**Set exercise**
Identify the lines holding "subtitle" and copy them.

**Listed records**
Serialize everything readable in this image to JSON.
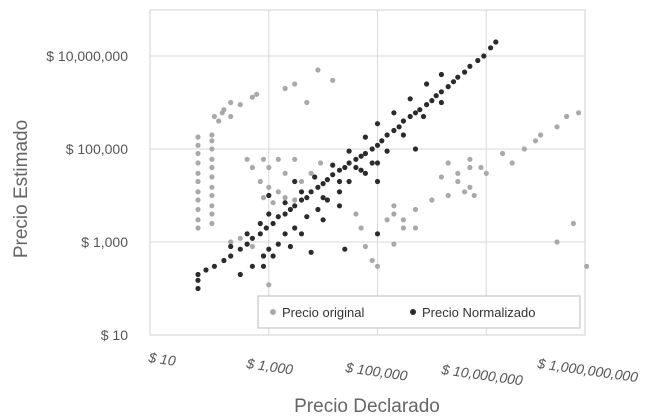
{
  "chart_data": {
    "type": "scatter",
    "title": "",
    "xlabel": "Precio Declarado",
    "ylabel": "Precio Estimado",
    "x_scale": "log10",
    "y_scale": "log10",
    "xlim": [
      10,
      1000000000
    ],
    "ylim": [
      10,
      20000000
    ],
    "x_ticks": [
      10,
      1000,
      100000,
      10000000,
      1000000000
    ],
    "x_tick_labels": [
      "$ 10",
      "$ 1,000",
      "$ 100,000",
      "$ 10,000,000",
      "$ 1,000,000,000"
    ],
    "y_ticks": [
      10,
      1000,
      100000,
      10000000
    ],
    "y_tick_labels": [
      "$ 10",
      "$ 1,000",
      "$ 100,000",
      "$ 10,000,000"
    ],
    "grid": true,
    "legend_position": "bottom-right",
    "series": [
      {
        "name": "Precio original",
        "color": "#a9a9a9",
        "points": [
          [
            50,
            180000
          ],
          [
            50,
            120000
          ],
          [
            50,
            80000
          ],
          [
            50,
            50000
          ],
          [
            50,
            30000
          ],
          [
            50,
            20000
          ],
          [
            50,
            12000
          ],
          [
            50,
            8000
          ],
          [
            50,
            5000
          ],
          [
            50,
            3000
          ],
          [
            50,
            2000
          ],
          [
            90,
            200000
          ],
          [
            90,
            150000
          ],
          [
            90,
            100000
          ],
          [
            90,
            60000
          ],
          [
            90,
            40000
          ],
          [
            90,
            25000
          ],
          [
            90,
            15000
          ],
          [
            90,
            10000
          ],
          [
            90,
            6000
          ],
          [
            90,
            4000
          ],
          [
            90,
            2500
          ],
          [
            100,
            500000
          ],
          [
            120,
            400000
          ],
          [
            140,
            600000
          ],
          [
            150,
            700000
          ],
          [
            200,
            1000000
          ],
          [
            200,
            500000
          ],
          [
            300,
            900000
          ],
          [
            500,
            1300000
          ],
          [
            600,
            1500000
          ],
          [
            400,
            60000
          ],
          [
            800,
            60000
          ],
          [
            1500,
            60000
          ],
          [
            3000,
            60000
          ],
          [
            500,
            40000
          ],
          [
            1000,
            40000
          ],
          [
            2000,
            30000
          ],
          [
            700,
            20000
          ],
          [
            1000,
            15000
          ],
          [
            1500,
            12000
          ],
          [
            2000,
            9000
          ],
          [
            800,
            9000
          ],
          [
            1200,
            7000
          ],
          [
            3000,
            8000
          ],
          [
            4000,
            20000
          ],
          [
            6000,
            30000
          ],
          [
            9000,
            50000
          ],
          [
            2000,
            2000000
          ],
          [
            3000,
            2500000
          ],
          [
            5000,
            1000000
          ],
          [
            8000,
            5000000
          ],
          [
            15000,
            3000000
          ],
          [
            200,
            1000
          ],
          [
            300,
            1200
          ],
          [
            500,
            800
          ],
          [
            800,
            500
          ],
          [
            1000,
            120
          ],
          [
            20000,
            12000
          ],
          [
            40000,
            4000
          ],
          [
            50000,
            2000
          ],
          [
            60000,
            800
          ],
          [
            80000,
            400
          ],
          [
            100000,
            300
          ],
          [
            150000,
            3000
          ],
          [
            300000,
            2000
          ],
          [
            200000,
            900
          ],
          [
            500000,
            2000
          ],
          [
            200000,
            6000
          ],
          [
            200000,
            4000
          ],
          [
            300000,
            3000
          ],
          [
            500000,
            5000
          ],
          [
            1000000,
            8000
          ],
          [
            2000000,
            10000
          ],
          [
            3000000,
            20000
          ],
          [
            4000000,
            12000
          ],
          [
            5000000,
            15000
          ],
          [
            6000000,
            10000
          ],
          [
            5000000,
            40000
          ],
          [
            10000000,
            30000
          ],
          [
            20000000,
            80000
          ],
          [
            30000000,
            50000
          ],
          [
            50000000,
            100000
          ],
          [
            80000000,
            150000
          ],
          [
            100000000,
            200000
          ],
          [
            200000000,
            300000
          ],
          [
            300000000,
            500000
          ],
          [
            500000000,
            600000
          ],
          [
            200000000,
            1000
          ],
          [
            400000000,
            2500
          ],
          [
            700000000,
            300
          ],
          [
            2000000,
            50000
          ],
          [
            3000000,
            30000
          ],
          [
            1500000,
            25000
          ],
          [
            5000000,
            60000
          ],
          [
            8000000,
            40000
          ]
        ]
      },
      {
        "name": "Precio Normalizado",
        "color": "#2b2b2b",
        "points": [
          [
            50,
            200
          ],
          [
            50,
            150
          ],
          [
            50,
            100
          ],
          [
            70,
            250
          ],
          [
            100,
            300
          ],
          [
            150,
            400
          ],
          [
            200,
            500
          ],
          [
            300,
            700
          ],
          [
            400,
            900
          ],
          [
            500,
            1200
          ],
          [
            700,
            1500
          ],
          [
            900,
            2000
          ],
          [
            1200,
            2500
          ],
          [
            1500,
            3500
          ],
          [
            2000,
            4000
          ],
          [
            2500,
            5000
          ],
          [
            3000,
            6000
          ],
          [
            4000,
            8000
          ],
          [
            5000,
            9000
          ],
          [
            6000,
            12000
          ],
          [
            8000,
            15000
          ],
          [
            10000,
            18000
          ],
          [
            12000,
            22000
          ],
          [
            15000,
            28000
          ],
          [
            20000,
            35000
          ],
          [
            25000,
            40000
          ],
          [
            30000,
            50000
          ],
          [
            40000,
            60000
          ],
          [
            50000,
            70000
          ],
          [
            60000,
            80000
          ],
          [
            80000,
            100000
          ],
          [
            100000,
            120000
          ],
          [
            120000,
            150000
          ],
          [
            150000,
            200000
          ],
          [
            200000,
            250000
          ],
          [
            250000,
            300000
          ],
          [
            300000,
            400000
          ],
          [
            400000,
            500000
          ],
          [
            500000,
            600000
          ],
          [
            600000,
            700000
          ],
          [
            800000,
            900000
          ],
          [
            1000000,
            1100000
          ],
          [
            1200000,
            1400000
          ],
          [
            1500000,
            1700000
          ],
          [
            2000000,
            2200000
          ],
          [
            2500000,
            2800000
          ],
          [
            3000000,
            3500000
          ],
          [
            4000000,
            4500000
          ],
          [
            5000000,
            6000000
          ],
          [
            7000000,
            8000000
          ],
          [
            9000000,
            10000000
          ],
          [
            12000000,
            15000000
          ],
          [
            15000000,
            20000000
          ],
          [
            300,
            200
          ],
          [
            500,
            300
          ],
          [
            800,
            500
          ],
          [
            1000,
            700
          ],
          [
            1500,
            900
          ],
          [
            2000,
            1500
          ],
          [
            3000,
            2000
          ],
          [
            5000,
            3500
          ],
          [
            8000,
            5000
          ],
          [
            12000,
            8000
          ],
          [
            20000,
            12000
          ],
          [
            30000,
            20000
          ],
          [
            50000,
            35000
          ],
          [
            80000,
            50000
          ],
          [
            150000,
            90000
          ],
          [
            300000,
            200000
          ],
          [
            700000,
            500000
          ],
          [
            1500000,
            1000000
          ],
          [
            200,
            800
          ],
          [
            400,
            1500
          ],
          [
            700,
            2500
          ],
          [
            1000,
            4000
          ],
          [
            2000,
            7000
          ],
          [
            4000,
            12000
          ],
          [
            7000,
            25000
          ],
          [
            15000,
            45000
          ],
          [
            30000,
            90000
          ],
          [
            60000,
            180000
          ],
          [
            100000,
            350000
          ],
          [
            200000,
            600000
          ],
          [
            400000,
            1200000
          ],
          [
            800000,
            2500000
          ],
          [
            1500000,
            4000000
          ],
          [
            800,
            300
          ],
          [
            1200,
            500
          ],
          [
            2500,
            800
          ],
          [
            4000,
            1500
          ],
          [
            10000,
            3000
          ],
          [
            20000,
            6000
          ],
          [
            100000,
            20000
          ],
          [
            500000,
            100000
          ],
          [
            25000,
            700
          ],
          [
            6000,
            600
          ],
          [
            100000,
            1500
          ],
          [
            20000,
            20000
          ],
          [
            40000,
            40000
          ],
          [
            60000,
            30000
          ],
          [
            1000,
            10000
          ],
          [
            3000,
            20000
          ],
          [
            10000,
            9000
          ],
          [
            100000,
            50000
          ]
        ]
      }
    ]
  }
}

* * *

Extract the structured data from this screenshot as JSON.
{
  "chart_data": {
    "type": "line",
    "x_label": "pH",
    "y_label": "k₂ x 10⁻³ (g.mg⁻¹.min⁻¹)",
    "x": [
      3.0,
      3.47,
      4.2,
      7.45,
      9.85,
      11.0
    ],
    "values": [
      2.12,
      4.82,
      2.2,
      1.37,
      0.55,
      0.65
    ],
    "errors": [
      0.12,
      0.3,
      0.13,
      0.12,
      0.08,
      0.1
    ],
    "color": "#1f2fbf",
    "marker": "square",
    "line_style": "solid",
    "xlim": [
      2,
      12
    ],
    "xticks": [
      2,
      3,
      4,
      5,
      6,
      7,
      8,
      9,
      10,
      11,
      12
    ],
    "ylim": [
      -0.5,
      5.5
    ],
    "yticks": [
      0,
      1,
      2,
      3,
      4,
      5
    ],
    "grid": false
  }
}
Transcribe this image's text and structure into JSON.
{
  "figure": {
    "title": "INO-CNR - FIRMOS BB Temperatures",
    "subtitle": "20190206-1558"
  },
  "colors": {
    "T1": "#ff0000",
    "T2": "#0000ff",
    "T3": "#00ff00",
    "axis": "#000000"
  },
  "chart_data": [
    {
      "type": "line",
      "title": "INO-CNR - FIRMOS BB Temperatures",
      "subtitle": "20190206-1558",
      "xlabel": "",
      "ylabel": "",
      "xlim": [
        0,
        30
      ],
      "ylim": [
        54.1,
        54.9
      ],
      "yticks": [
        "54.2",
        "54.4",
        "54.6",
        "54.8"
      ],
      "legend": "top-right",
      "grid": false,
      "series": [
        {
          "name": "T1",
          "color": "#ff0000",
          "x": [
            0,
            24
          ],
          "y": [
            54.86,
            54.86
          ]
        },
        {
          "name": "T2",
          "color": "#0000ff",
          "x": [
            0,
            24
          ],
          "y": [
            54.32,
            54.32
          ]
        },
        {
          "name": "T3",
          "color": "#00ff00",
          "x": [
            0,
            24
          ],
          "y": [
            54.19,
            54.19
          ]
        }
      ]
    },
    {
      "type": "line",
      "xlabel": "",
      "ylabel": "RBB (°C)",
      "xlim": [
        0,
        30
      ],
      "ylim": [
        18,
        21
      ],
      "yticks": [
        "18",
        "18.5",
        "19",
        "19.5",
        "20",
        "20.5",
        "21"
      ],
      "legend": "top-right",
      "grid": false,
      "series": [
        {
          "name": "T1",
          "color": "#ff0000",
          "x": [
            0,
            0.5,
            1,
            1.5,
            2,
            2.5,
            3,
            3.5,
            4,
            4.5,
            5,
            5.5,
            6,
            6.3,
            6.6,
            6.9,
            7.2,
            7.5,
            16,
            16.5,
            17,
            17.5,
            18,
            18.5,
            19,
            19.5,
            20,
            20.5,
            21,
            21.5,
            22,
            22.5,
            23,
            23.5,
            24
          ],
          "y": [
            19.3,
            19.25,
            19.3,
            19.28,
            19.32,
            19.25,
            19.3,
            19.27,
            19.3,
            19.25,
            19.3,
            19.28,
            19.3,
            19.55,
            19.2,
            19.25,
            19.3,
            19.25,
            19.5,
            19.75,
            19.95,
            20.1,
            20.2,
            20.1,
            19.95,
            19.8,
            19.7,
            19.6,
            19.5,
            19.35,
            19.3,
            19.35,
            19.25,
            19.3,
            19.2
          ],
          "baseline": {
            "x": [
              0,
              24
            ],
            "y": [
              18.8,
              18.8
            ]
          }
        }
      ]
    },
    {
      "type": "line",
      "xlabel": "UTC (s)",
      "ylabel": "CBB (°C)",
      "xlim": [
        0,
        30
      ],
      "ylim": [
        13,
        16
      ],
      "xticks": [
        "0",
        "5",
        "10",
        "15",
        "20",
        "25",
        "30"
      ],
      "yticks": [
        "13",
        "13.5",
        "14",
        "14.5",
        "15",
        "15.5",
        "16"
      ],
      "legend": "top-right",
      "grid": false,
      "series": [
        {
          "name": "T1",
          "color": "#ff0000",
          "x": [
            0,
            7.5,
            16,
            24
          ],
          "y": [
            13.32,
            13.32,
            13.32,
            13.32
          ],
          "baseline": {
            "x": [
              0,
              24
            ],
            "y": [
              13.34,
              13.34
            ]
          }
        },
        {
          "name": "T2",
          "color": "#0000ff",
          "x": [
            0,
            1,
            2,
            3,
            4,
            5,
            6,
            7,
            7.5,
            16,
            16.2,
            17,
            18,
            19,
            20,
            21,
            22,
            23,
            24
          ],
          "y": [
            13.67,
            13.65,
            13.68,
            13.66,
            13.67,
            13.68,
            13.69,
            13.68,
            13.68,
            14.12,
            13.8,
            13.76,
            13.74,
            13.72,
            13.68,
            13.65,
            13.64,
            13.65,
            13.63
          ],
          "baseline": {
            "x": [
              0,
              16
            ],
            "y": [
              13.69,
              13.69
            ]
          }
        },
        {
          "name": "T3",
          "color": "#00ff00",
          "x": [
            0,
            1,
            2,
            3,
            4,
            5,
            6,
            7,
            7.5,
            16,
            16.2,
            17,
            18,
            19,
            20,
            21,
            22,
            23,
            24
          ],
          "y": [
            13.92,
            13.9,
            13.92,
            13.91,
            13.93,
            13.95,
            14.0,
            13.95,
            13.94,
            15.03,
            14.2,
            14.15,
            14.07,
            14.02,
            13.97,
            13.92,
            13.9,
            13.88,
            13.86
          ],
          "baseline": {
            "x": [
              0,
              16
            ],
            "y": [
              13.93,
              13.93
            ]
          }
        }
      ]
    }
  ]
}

**Response**
    "subtitle": "20190206-1558"
      "subtitle": "20190206-1558",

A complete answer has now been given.